◆ Task brief ◆
Locate every line in the material below that has the word "ffffff". Copy each of those lines.
=-=-=
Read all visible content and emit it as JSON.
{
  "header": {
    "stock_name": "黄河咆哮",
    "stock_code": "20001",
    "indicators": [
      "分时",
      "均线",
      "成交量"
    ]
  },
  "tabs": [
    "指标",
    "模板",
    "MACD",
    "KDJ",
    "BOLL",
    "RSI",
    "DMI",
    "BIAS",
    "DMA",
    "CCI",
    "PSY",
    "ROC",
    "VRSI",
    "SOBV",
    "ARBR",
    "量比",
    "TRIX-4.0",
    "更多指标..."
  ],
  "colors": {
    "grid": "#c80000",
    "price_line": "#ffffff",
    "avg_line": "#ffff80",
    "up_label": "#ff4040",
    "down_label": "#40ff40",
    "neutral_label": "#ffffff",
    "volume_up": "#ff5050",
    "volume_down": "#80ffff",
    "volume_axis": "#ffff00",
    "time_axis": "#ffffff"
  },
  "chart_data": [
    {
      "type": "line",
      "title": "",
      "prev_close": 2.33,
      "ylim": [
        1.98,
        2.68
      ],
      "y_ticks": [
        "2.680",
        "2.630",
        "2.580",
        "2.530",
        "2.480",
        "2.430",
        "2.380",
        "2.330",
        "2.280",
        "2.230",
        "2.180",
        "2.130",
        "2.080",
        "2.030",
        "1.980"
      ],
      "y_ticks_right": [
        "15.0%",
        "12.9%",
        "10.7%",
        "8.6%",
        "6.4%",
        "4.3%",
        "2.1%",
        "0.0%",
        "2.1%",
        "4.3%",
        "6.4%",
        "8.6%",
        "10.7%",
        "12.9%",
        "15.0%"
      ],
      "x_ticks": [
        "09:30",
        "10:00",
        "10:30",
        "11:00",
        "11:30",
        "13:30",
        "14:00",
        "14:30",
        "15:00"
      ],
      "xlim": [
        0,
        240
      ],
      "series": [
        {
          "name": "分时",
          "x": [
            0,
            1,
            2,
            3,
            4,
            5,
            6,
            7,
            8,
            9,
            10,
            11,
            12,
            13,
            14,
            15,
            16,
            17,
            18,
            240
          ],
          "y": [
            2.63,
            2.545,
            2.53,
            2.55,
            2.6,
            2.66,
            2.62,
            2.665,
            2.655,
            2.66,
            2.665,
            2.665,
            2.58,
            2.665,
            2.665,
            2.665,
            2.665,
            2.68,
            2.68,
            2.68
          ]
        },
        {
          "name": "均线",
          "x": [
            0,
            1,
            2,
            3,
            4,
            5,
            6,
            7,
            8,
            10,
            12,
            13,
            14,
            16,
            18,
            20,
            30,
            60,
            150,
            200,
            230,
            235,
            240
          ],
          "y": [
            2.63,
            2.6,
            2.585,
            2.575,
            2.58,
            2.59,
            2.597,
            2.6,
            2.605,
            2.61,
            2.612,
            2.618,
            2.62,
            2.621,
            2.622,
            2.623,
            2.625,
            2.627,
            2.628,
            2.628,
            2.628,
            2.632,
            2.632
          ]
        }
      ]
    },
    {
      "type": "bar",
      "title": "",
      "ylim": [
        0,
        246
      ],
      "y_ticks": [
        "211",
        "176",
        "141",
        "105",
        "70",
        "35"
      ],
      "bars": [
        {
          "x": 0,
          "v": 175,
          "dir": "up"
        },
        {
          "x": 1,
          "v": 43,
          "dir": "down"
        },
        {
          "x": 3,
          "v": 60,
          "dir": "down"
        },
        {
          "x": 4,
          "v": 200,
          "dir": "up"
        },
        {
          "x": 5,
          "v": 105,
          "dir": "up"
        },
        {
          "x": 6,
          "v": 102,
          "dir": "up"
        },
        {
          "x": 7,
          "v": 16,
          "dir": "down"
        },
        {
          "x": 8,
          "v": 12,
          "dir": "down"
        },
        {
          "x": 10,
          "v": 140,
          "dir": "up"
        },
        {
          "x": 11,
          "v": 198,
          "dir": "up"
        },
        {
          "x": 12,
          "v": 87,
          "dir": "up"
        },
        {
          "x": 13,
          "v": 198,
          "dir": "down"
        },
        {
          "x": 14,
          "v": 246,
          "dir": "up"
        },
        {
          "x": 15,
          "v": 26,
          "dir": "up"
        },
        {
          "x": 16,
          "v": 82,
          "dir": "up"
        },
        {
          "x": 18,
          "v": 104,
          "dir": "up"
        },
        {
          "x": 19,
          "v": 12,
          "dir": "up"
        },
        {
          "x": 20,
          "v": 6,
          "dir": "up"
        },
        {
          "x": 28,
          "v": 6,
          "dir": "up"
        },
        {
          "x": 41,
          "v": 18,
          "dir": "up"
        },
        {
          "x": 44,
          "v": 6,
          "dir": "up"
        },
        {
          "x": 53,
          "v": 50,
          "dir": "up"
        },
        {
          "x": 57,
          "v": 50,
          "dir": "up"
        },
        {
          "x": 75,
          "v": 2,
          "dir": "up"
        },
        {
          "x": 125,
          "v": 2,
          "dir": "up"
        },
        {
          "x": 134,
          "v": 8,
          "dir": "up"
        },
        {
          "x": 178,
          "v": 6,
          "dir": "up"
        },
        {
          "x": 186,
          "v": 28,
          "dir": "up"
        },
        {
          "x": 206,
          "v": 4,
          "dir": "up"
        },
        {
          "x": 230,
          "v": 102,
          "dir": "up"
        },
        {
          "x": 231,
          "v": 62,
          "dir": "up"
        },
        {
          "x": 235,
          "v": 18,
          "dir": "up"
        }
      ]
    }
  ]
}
=-=-=
◆ Final answer ◆
    "price_line": "#ffffff",
    "neutral_label": "#ffffff",
    "time_axis": "#ffffff"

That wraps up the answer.